◆ **Task to complete**
Search the material for "color" and show all lines that contain it.

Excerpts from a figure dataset
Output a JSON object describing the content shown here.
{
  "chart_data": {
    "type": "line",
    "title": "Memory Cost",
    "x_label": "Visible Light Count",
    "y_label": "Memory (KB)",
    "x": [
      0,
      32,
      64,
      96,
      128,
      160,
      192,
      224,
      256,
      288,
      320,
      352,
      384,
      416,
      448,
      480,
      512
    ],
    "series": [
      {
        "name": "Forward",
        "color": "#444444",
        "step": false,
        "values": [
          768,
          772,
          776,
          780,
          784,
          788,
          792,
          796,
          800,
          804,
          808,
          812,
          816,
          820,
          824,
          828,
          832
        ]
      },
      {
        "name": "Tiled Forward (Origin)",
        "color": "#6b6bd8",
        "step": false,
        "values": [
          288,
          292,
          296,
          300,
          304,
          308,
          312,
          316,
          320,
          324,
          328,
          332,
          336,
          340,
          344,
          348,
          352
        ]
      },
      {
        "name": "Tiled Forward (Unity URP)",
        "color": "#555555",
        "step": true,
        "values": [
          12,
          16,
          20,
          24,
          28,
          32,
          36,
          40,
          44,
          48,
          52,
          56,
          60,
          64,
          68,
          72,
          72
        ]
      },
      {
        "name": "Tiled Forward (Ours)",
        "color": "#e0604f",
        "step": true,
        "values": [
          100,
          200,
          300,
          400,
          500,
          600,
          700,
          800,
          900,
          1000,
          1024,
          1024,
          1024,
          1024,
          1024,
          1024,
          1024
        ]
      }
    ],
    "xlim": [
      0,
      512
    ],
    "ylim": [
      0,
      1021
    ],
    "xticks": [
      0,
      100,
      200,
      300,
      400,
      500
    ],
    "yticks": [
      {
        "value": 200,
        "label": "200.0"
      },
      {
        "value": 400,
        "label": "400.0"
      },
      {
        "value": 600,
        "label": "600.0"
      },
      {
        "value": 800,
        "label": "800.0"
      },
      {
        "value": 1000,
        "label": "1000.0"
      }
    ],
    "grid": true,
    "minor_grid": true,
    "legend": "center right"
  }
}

◆ **Output below**
        "color": "#444444",
        "color": "#6b6bd8",
        "color": "#555555",
        "color": "#e0604f",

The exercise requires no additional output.